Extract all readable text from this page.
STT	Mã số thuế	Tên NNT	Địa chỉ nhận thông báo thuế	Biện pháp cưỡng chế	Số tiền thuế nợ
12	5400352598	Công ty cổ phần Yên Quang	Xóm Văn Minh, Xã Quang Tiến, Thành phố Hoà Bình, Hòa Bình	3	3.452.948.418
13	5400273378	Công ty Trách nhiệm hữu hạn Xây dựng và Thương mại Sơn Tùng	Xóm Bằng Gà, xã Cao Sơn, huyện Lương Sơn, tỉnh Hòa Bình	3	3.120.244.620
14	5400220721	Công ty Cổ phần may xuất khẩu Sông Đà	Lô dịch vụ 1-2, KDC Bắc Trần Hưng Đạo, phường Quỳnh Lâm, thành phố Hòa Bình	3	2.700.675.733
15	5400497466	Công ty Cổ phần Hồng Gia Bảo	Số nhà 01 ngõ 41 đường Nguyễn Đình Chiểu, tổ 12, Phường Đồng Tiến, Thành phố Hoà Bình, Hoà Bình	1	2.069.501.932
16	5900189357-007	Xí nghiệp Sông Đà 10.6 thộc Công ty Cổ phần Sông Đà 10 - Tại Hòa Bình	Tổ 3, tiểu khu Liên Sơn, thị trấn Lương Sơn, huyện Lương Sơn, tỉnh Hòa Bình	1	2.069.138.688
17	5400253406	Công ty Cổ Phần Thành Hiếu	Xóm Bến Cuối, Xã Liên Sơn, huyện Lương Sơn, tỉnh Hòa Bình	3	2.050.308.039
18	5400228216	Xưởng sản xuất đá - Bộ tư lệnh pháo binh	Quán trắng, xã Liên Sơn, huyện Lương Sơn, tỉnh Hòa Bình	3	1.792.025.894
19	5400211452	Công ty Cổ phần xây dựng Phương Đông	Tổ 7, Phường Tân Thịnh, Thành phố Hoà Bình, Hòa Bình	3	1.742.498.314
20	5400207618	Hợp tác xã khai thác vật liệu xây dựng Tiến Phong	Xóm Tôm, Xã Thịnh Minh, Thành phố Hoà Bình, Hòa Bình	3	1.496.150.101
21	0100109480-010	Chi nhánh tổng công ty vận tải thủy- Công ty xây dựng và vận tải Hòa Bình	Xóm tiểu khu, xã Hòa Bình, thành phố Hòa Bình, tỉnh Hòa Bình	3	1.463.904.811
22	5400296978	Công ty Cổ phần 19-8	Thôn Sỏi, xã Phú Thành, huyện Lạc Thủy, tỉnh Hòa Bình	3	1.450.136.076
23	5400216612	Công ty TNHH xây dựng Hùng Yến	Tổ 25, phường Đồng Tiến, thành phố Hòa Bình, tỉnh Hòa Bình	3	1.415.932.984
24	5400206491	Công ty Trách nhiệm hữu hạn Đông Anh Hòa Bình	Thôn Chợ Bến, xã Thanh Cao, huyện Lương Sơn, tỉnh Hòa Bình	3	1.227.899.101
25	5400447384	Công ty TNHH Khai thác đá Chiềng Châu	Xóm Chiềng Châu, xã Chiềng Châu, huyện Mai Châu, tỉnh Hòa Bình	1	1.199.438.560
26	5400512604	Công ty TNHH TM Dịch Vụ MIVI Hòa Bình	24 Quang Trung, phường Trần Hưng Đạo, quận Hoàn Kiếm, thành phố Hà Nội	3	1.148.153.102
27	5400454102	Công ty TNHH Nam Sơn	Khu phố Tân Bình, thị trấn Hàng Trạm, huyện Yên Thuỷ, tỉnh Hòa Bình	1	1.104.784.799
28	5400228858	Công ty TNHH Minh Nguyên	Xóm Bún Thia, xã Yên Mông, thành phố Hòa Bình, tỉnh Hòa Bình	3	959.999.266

- **Set exercise**
Show all lines from the listing above in which "Sông" appears.

- **Solution to this task**
14	5400220721	Công ty Cổ phần may xuất khẩu Sông Đà	Lô dịch vụ 1-2, KDC Bắc Trần Hưng Đạo, phường Quỳnh Lâm, thành phố Hòa Bình	3	2.700.675.733
16	5900189357-007	Xí nghiệp Sông Đà 10.6 thộc Công ty Cổ phần Sông Đà 10 - Tại Hòa Bình	Tổ 3, tiểu khu Liên Sơn, thị trấn Lương Sơn, huyện Lương Sơn, tỉnh Hòa Bình	1	2.069.138.688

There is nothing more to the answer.